▶ _Required work_
Of all the lines in the material below, how many include the string "Solid"? Give the number only.

========================================

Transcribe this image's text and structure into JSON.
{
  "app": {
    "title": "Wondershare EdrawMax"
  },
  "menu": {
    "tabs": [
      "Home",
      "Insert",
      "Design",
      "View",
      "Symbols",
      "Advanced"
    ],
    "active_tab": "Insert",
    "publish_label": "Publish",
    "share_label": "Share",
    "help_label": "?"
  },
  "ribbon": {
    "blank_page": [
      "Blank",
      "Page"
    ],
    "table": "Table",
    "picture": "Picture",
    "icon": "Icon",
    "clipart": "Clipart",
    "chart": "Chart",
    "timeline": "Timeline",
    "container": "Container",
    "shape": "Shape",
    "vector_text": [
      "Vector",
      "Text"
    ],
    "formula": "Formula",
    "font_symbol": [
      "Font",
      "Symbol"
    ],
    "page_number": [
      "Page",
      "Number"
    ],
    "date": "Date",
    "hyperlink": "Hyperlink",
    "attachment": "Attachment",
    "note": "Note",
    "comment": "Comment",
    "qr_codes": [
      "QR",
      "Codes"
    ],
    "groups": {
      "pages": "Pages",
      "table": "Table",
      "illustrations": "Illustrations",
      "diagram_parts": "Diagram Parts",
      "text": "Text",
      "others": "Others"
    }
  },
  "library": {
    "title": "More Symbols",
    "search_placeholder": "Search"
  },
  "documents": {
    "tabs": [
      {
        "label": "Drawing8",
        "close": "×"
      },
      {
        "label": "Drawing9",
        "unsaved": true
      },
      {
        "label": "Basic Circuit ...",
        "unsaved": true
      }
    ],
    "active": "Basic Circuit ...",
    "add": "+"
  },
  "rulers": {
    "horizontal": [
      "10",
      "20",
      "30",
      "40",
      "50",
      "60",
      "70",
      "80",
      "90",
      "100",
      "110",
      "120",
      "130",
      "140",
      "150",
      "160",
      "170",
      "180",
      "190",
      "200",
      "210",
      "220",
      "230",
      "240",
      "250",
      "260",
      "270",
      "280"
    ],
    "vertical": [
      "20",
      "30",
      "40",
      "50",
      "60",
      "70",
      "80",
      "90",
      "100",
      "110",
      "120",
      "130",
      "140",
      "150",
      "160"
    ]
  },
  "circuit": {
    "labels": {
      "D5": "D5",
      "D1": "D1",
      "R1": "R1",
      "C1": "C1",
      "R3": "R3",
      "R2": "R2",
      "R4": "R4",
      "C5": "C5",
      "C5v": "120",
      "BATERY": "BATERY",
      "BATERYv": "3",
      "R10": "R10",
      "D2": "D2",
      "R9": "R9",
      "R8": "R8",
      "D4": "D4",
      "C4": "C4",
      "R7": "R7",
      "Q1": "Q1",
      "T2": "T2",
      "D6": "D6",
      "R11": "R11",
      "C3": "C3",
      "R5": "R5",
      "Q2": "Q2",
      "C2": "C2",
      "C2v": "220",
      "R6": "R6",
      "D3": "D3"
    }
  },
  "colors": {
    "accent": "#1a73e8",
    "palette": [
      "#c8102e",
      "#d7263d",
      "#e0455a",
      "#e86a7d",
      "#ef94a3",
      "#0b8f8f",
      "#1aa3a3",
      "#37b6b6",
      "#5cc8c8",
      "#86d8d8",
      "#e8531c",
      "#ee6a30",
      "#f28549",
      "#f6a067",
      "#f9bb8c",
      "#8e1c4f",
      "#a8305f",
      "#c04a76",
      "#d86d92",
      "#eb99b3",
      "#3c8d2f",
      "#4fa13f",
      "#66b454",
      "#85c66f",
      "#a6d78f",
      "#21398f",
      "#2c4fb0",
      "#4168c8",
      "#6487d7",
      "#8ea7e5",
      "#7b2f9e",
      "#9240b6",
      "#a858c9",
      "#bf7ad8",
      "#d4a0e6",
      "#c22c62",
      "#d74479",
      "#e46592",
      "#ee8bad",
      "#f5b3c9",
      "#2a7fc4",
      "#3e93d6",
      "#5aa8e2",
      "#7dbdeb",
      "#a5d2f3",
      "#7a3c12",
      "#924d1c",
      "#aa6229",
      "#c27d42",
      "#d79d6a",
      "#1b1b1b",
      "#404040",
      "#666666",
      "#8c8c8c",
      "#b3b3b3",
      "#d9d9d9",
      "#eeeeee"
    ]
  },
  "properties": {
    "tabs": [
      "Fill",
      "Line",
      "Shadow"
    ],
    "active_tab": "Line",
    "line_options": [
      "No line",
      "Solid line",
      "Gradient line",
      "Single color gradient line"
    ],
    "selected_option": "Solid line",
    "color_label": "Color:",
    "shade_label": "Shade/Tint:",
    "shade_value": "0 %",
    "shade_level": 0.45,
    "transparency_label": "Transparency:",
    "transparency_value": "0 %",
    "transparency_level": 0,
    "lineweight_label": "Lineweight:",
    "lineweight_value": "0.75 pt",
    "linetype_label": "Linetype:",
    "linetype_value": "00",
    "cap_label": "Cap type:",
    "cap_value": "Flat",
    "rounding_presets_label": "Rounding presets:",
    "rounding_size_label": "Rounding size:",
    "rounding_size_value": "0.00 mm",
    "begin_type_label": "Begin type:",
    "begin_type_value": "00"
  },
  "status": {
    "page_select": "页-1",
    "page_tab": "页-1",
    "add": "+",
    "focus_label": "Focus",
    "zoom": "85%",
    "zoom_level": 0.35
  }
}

========================================

▶ _Full answer_
2